Saved entries:
— BEGIN —

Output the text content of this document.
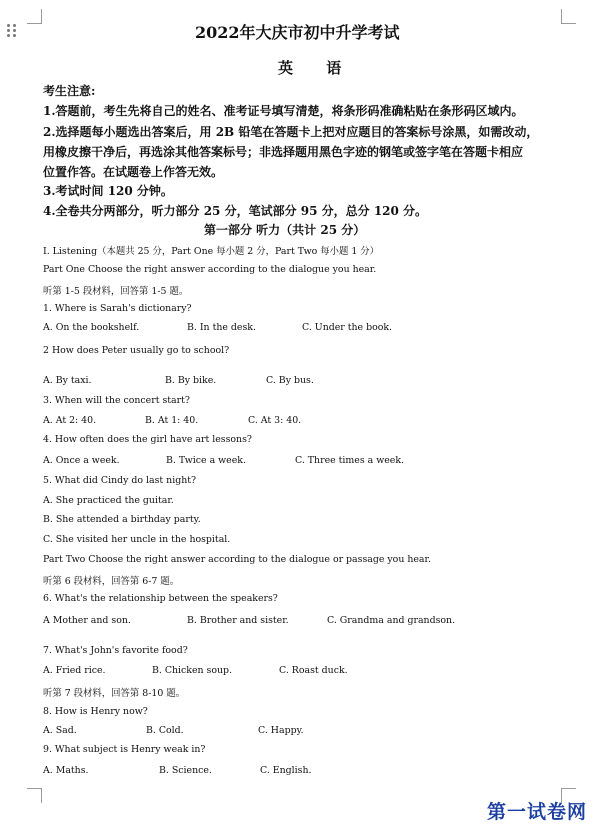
2022年大庆市初中升学考试
英 语
考生注意:
1.答题前，考生先将自己的姓名、准考证号填写清楚，将条形码准确粘贴在条形码区域内。
2.选择题每小题选出答案后，用 2B 铅笔在答题卡上把对应题目的答案标号涂黑，如需改动，
用橡皮擦干净后，再选涂其他答案标号；非选择题用黑色字迹的钢笔或签字笔在答题卡相应
位置作答。在试题卷上作答无效。
3.考试时间 120 分钟。
4.全卷共分两部分，听力部分 25 分，笔试部分 95 分，总分 120 分。
第一部分 听力（共计 25 分）
I. Listening（本题共 25 分，Part One 每小题 2 分，Part Two 每小题 1 分）
Part One Choose the right answer according to the dialogue you hear.
听第 1-5 段材料，回答第 1-5 题。
1. Where is Sarah's dictionary?
A. On the bookshelf.	B. In the desk.	C. Under the book.
2 How does Peter usually go to school?
A. By taxi.	B. By bike.	C. By bus.
3. When will the concert start?
A. At 2: 40.	B. At 1: 40.	C. At 3: 40.
4. How often does the girl have art lessons?
A. Once a week.	B. Twice a week.	C. Three times a week.
5. What did Cindy do last night?
A. She practiced the guitar.
B. She attended a birthday party.
C. She visited her uncle in the hospital.
Part Two Choose the right answer according to the dialogue or passage you hear.
听第 6 段材料，回答第 6-7 题。
6. What's the relationship between the speakers?
A Mother and son.	B. Brother and sister.	C. Grandma and grandson.
7. What's John's favorite food?
A. Fried rice.	B. Chicken soup.	C. Roast duck.
听第 7 段材料，回答第 8-10 题。
8. How is Henry now?
A. Sad.	B. Cold.	C. Happy.
9. What subject is Henry weak in?
A. Maths.	B. Science.	C. English.
第一试卷网
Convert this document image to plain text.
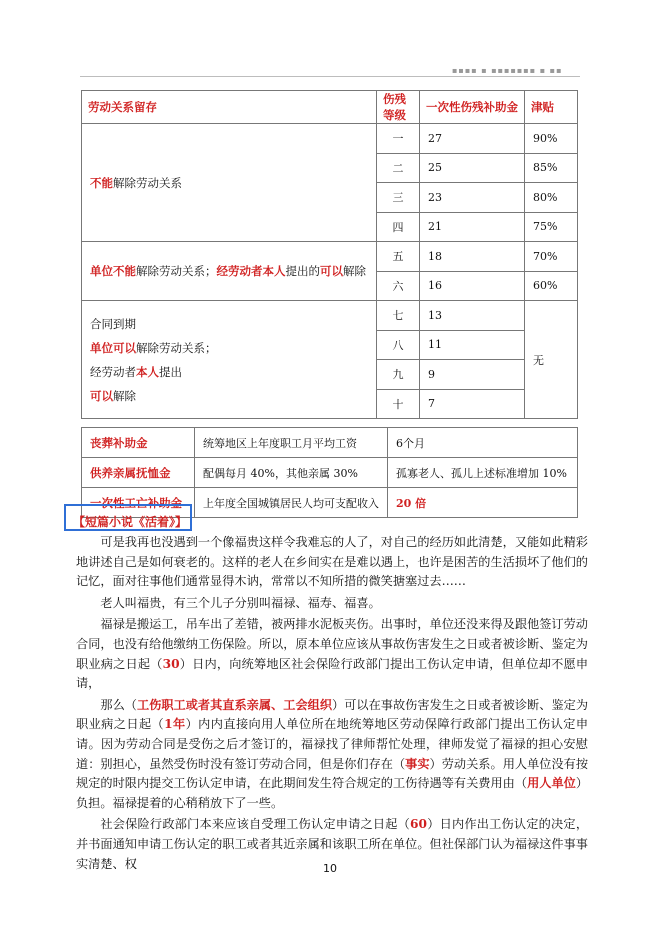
▪▪▪▪ ▪ ▪▪▪▪▪▪▪ ▪ ▪▪
劳动关系留存	伤残等级	一次性伤残补助金	津贴

不能解除劳动关系	一	27	90%
	二	25	85%
	三	23	80%
	四	21	75%

单位不能解除劳动关系；经劳动者本人提出的可以解除	五	18	70%
	六	16	60%

合同到期
单位可以解除劳动关系；
经劳动者本人提出
可以解除	七	13	无
	八	11	
	九	9	
	十	7	
丧葬补助金	统筹地区上年度职工月平均工资	6个月
供养亲属抚恤金	配偶每月 40%，其他亲属 30%	孤寡老人、孤儿上述标准增加 10%
一次性工亡补助金	上年度全国城镇居民人均可支配收入	20 倍
【短篇小说《活着》】

可是我再也没遇到一个像福贵这样令我难忘的人了，对自己的经历如此清楚，又能如此精彩地讲述自己是如何衰老的。这样的老人在乡间实在是难以遇上，也许是困苦的生活损坏了他们的记忆，面对往事他们通常显得木讷，常常以不知所措的微笑搪塞过去……

老人叫福贵，有三个儿子分别叫福禄、福寿、福喜。

福禄是搬运工，吊车出了差错，被两排水泥板夹伤。出事时，单位还没来得及跟他签订劳动合同，也没有给他缴纳工伤保险。所以，原本单位应该从事故伤害发生之日或者被诊断、鉴定为职业病之日起（30）日内，向统筹地区社会保险行政部门提出工伤认定申请，但单位却不愿申请，

那么（工伤职工或者其直系亲属、工会组织）可以在事故伤害发生之日或者被诊断、鉴定为职业病之日起（1年）内内直接向用人单位所在地统筹地区劳动保障行政部门提出工伤认定申请。因为劳动合同是受伤之后才签订的，福禄找了律师帮忙处理，律师发觉了福禄的担心安慰道：别担心，虽然受伤时没有签订劳动合同，但是你们存在（事实）劳动关系。用人单位没有按规定的时限内提交工伤认定申请，在此期间发生符合规定的工伤待遇等有关费用由（用人单位）负担。福禄提着的心稍稍放下了一些。

社会保险行政部门本来应该自受理工伤认定申请之日起（60）日内作出工伤认定的决定，并书面通知申请工伤认定的职工或者其近亲属和该职工所在单位。但社保部门认为福禄这件事事实清楚、权	10
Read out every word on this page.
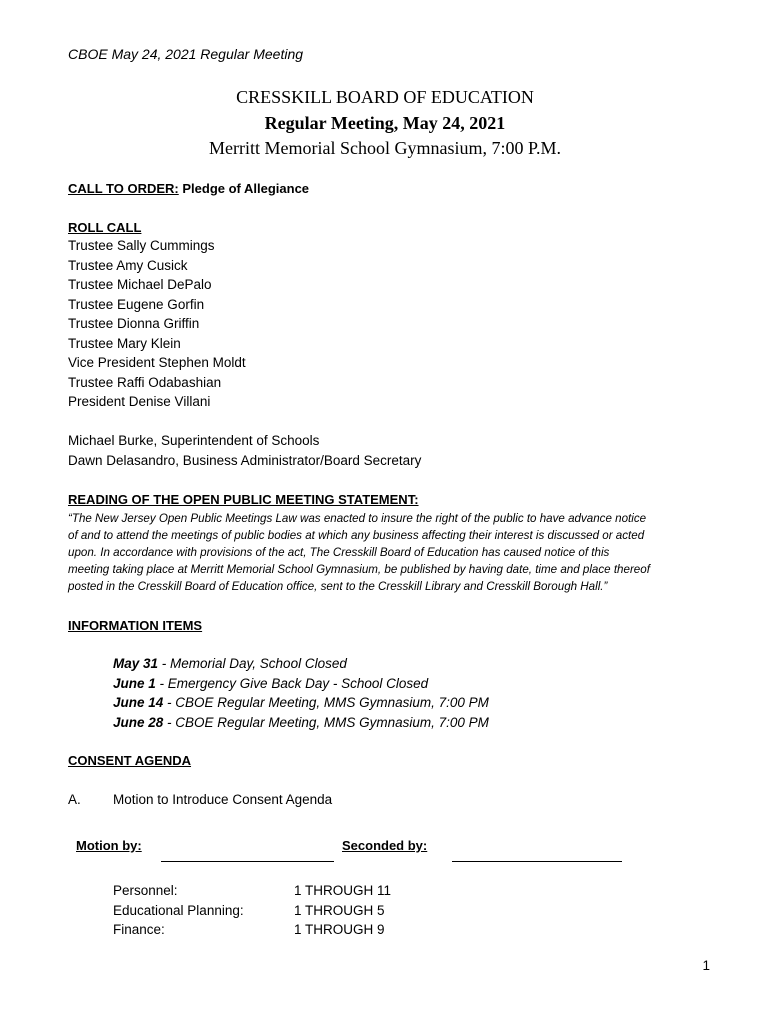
CBOE May 24, 2021 Regular Meeting
CRESSKILL BOARD OF EDUCATION
Regular Meeting, May 24, 2021
Merritt Memorial School Gymnasium, 7:00 P.M.
CALL TO ORDER: Pledge of Allegiance
ROLL CALL
Trustee Sally Cummings
Trustee Amy Cusick
Trustee Michael DePalo
Trustee Eugene Gorfin
Trustee Dionna Griffin
Trustee Mary Klein
Vice President Stephen Moldt
Trustee Raffi Odabashian
President Denise Villani
Michael Burke, Superintendent of Schools
Dawn Delasandro, Business Administrator/Board Secretary
READING OF THE OPEN PUBLIC MEETING STATEMENT:
“The New Jersey Open Public Meetings Law was enacted to insure the right of the public to have advance notice
of and to attend the meetings of public bodies at which any business affecting their interest is discussed or acted
upon. In accordance with provisions of the act, The Cresskill Board of Education has caused notice of this
meeting taking place at Merritt Memorial School Gymnasium, be published by having date, time and place thereof
posted in the Cresskill Board of Education office, sent to the Cresskill Library and Cresskill Borough Hall.”
INFORMATION ITEMS
May 31 - Memorial Day, School Closed
June 1 - Emergency Give Back Day - School Closed
June 14 - CBOE Regular Meeting, MMS Gymnasium, 7:00 PM
June 28 - CBOE Regular Meeting, MMS Gymnasium, 7:00 PM
CONSENT AGENDA
A. Motion to Introduce Consent Agenda
Motion by:	Seconded by:
Personnel:	1 THROUGH 11
Educational Planning:	1 THROUGH 5
Finance:	1 THROUGH 9
1
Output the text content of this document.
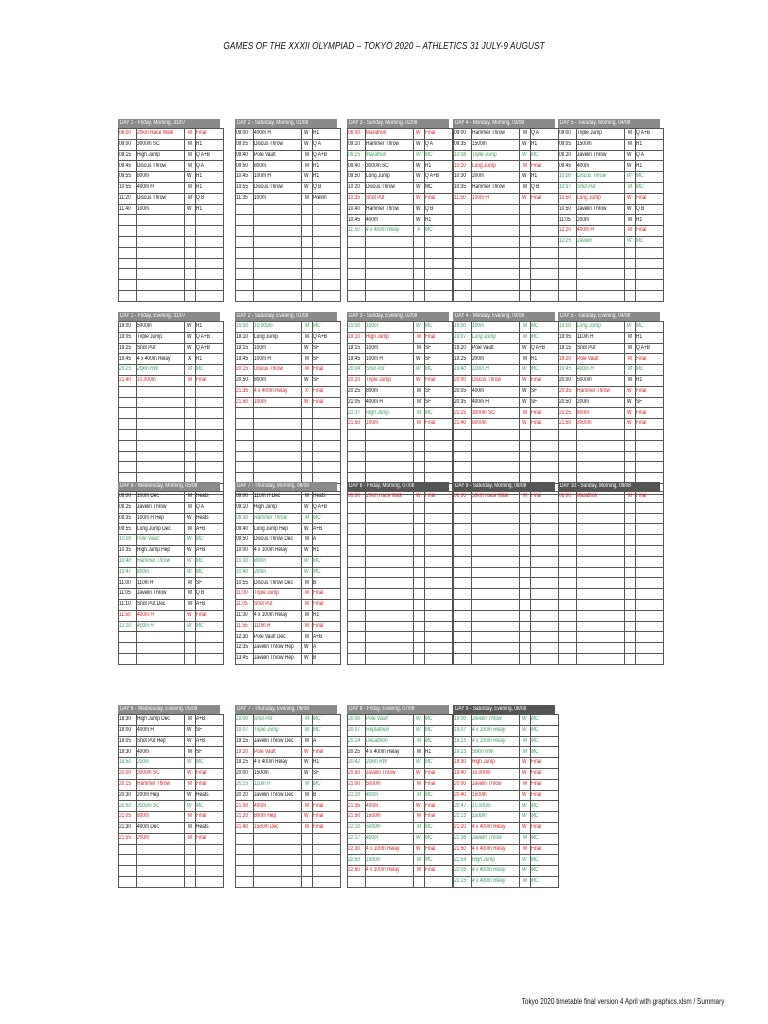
GAMES OF THE XXXII OLYMPIAD – TOKYO 2020 – ATHLETICS 31 JULY-9 AUGUST
DAY 1 - Friday, Morning, 31/07
06:00	20km Race Walk	M	Final
09:00	3000m SC	M	R1
09:15	High Jump	M	Q A+B
09:45	Discus Throw	M	Q A
09:55	800m	W	R1
10:55	400m H	M	R1
11:20	Discus Throw	M	Q B
11:40	100m	W	R1

DAY 2 - Saturday, Morning, 01/08
09:00	400m H	W	R1
09:05	Discus Throw	W	Q A
09:40	Pole Vault	M	Q A+B
09:50	800m	M	R1
10:45	100m H	W	R1
10:55	Discus Throw	W	Q B
11:35	100m	M	Prelim

DAY 3 - Sunday, Morning, 02/08
06:00	Marathon	W	Final
09:10	Hammer Throw	W	Q A
09:25	Marathon	W	MC
09:40	3000m SC	W	R1
09:50	Long Jump	W	Q A+B
10:20	Discus Throw	W	MC
10:35	Shot Put	W	Final
10:40	Hammer Throw	W	Q B
10:45	400m	W	R1
11:50	4 x 400m Relay	X	MC

DAY 4 - Monday, Morning, 03/08
09:00	Hammer Throw	M	Q A
09:35	1500m	W	R1
10:08	Triple Jump	W	MC
10:20	Long Jump	M	Final
10:30	200m	W	R1
10:35	Hammer Throw	M	Q B
11:50	100m H	W	Final

DAY 5 - Tuesday, Morning, 04/08
09:00	Triple Jump	M	Q A+B
09:05	1500m	M	R1
09:20	Javelin Throw	W	Q A
09:45	400m	W	R1
10:00	Discus Throw	W	MC
10:37	Shot Put	M	MC
10:50	Long Jump	W	Final
10:50	Javelin Throw	W	Q B
11:05	200m	M	R1
12:20	400m H	M	Final
12:25	Javelin	W	MC

DAY 1 - Friday, Evening, 31/07
19:00	5000m	W	R1
19:05	Triple Jump	W	Q A+B
19:25	Shot Put	W	Q A+B
19:45	4 x 400m Relay	X	R1
20:25	20km RW	M	MC
21:40	10,000m	M	Final

DAY 2 - Saturday, Evening, 01/08
19:00	10,000m	M	MC
19:10	Long Jump	M	Q A+B
19:15	100m	W	SF
19:45	100m H	M	SF
20:15	Discus Throw	M	Final
20:50	800m	W	SF
21:35	4 x 400m Relay	X	Final
21:50	100m	W	Final

DAY 3 - Sunday, Evening, 02/08
19:00	100m	W	MC
19:10	High Jump	M	Final
19:15	100m	M	SF
19:45	100m H	W	SF
20:04	Shot Put	W	MC
20:20	Triple Jump	W	Final
20:25	800m	M	SF
21:05	400m H	M	SF
21:37	High Jump	M	MC
21:50	100m	M	Final

DAY 4 - Monday, Evening, 03/08
19:00	100m	M	MC
19:07	Long Jump	M	MC
19:20	Pole Vault	W	Q A+B
19:25	200m	M	R1
19:40	100m H	W	MC
20:00	Discus Throw	W	Final
20:05	400m	W	SF
20:35	400m H	W	SF
21:15	3000m SC	M	Final
21:40	5000m	W	Final

DAY 5 - Tuesday, Evening, 04/08
19:00	Long Jump	W	MC
19:05	110m H	M	R1
19:15	Shot Put	M	Q A+B
19:20	Pole Vault	M	Final
19:45	400m H	M	MC
20:00	5000m	M	R1
20:35	Hammer Throw	W	Final
20:50	200m	W	SF
21:25	800m	W	Final
21:50	3000m	W	Final

DAY 6 - Wednesday, Morning, 05/08
09:00	100m Dec	M	Heats
09:25	Javelin Throw	M	Q A
09:35	100m H Hep	W	Heats
09:55	Long Jump Dec	M	A+B
10:00	Pole Vault	W	MC
10:35	High Jump Hep	W	A+B
10:40	Hammer Throw	W	MC
10:47	800m	W	MC
11:00	110m H	M	SF
11:05	Javelin Throw	M	Q B
11:10	Shot Put Dec	M	A+B
11:50	400m H	W	Final
12:10	400m H	W	MC

DAY 7 - Thursday, Morning, 06/08
09:00	110m H Dec	M	Heats
09:10	High Jump	W	Q A+B
09:30	Hammer Throw	M	MC
09:40	Long Jump Hep	W	A+B
09:50	Discus Throw Dec	M	A
10:00	4 x 100m Relay	W	R1
10:30	800m	W	MC
10:40	200m	W	MC
10:55	Discus Throw Dec	M	B
11:00	Triple Jump	M	Final
11:05	Shot Put	M	Final
11:30	4 x 100m Relay	M	R1
11:55	110m H	M	Final
12:30	Pole Vault Dec	M	A+B
12:35	Javelin Throw Hep	W	A
13:45	Javelin Throw Hep	W	B
DAY 8 - Friday, Morning, 07/08
06:00	20km Race Walk	W	Final

DAY 9 - Saturday, Morning, 08/08
06:30	50km Race Walk	M	Final

DAY 10 - Sunday, Morning, 09/08
06:00	Marathon	M	Final

DAY 6 - Wednesday, Evening, 05/08
18:30	High Jump Dec	M	A+B
19:00	400m H	W	SF
19:05	Shot Put Hep	W	A+B
19:30	400m	M	SF
19:50	200m	W	MC
20:00	3000m SC	W	Final
20:15	Hammer Throw	M	Final
20:30	200m Hep	W	Heats
20:50	3000m SC	W	MC
21:05	800m	M	Final
21:30	400m Dec	M	Heats
21:55	200m	M	Final

DAY 7 - Thursday, Evening, 06/08
19:00	Shot Put	M	MC
19:07	Triple Jump	M	MC
19:15	Javelin Throw Dec	M	A
19:20	Pole Vault	W	Final
19:25	4 x 400m Relay	W	R1
20:00	1500m	W	SF
20:15	110m H	M	MC
20:20	Javelin Throw Dec	M	B
21:00	400m	M	Final
21:20	800m Hep	W	Final
21:40	1500m Dec	M	Final

DAY 8 - Friday, Evening, 07/08
20:00	Pole Vault	W	MC
20:07	Heptathlon	W	MC
20:14	Decathlon	M	MC
20:25	4 x 400m Relay	M	R1
20:42	20km RW	W	MC
20:50	Javelin Throw	W	Final
21:00	5000m	M	Final
21:20	400m	M	MC
21:35	400m	W	Final
21:50	1500m	M	Final
22:10	5000m	M	MC
22:17	400m	W	MC
22:30	4 x 100m Relay	W	Final
22:50	1500m	M	MC
22:60	4 x 100m Relay	M	Final

DAY 9 - Saturday, Evening, 08/08
19:00	Javelin Throw	W	MC
19:07	4 x 100m Relay	W	MC
19:15	4 x 100m Relay	M	MC
19:23	50km RW	M	MC
19:30	High Jump	W	Final
19:40	10,000m	W	Final
20:00	Javelin Throw	M	Final
20:40	1500m	W	Final
20:47	10,000m	W	MC
21:13	1500m	W	MC
21:20	4 x 400m Relay	W	Final
21:36	Javelin Throw	M	MC
21:50	4 x 400m Relay	M	Final
21:59	High Jump	W	MC
22:05	4 x 400m Relay	W	MC
22:15	4 x 400m Relay	M	MC
Tokyo 2020 timetable final version 4 April with graphics.xlsm / Summary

— END —

Required work
Where does the word "Monday" appear? Return each line that holds it.

Result below
DAY 4 - Monday, Morning, 03/08
DAY 4 - Monday, Evening, 03/08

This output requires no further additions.